# INSTRUCTION:
Reproduce the entries below in full, word for word.
**********
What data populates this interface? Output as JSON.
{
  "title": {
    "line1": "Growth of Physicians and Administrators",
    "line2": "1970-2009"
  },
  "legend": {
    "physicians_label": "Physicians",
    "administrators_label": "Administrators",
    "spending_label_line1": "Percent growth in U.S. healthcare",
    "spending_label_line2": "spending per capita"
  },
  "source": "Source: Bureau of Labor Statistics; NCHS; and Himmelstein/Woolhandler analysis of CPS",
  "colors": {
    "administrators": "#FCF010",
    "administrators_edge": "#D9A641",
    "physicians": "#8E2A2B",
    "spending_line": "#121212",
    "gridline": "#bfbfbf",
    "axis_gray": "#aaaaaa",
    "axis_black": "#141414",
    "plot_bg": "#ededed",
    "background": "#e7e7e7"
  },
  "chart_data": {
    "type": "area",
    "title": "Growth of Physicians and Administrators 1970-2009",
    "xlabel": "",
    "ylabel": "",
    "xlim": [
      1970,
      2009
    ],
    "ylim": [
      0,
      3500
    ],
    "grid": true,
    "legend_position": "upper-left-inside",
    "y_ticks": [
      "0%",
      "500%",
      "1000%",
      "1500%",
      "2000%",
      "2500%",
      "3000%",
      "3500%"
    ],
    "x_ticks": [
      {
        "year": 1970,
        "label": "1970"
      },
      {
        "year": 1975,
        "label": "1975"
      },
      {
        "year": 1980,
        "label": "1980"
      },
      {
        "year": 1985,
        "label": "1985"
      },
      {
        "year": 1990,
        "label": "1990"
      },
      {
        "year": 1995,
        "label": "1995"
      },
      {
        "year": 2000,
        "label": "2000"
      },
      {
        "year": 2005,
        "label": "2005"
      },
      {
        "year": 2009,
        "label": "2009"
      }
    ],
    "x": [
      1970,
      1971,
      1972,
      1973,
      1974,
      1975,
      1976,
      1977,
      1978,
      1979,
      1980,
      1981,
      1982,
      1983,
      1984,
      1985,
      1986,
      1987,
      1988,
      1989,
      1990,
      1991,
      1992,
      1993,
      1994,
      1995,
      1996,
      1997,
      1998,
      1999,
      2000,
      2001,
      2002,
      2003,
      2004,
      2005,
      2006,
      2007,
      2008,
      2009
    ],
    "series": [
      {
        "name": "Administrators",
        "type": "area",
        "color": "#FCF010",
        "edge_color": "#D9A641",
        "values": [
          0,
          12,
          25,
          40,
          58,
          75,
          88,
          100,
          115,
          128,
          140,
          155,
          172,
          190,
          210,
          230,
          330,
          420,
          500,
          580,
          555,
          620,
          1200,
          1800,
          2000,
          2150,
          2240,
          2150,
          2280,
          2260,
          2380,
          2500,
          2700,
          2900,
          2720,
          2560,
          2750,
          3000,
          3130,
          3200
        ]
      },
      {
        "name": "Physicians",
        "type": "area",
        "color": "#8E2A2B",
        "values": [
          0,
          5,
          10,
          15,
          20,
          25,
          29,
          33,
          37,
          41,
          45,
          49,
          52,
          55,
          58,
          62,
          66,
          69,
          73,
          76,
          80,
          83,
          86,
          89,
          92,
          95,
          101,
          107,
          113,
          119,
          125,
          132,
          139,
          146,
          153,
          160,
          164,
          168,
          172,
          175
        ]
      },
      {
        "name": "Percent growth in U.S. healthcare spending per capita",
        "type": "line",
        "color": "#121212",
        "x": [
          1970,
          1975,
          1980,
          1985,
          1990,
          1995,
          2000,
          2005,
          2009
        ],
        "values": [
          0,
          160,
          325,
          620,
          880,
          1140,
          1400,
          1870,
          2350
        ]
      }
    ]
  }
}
**********
# WRITTEN SOLUTION:
What data populates this interface? Output as JSON.
{
  "title": {
    "line1": "Growth of Physicians and Administrators",
    "line2": "1970-2009"
  },
  "legend": {
    "physicians_label": "Physicians",
    "administrators_label": "Administrators",
    "spending_label_line1": "Percent growth in U.S. healthcare",
    "spending_label_line2": "spending per capita"
  },
  "source": "Source: Bureau of Labor Statistics; NCHS; and Himmelstein/Woolhandler analysis of CPS",
  "colors": {
    "administrators": "#FCF010",
    "administrators_edge": "#D9A641",
    "physicians": "#8E2A2B",
    "spending_line": "#121212",
    "gridline": "#bfbfbf",
    "axis_gray": "#aaaaaa",
    "axis_black": "#141414",
    "plot_bg": "#ededed",
    "background": "#e7e7e7"
  },
  "chart_data": {
    "type": "area",
    "title": "Growth of Physicians and Administrators 1970-2009",
    "xlabel": "",
    "ylabel": "",
    "xlim": [
      1970,
      2009
    ],
    "ylim": [
      0,
      3500
    ],
    "grid": true,
    "legend_position": "upper-left-inside",
    "y_ticks": [
      "0%",
      "500%",
      "1000%",
      "1500%",
      "2000%",
      "2500%",
      "3000%",
      "3500%"
    ],
    "x_ticks": [
      {
        "year": 1970,
        "label": "1970"
      },
      {
        "year": 1975,
        "label": "1975"
      },
      {
        "year": 1980,
        "label": "1980"
      },
      {
        "year": 1985,
        "label": "1985"
      },
      {
        "year": 1990,
        "label": "1990"
      },
      {
        "year": 1995,
        "label": "1995"
      },
      {
        "year": 2000,
        "label": "2000"
      },
      {
        "year": 2005,
        "label": "2005"
      },
      {
        "year": 2009,
        "label": "2009"
      }
    ],
    "x": [
      1970,
      1971,
      1972,
      1973,
      1974,
      1975,
      1976,
      1977,
      1978,
      1979,
      1980,
      1981,
      1982,
      1983,
      1984,
      1985,
      1986,
      1987,
      1988,
      1989,
      1990,
      1991,
      1992,
      1993,
      1994,
      1995,
      1996,
      1997,
      1998,
      1999,
      2000,
      2001,
      2002,
      2003,
      2004,
      2005,
      2006,
      2007,
      2008,
      2009
    ],
    "series": [
      {
        "name": "Administrators",
        "type": "area",
        "color": "#FCF010",
        "edge_color": "#D9A641",
        "values": [
          0,
          12,
          25,
          40,
          58,
          75,
          88,
          100,
          115,
          128,
          140,
          155,
          172,
          190,
          210,
          230,
          330,
          420,
          500,
          580,
          555,
          620,
          1200,
          1800,
          2000,
          2150,
          2240,
          2150,
          2280,
          2260,
          2380,
          2500,
          2700,
          2900,
          2720,
          2560,
          2750,
          3000,
          3130,
          3200
        ]
      },
      {
        "name": "Physicians",
        "type": "area",
        "color": "#8E2A2B",
        "values": [
          0,
          5,
          10,
          15,
          20,
          25,
          29,
          33,
          37,
          41,
          45,
          49,
          52,
          55,
          58,
          62,
          66,
          69,
          73,
          76,
          80,
          83,
          86,
          89,
          92,
          95,
          101,
          107,
          113,
          119,
          125,
          132,
          139,
          146,
          153,
          160,
          164,
          168,
          172,
          175
        ]
      },
      {
        "name": "Percent growth in U.S. healthcare spending per capita",
        "type": "line",
        "color": "#121212",
        "x": [
          1970,
          1975,
          1980,
          1985,
          1990,
          1995,
          2000,
          2005,
          2009
        ],
        "values": [
          0,
          160,
          325,
          620,
          880,
          1140,
          1400,
          1870,
          2350
        ]
      }
    ]
  }
}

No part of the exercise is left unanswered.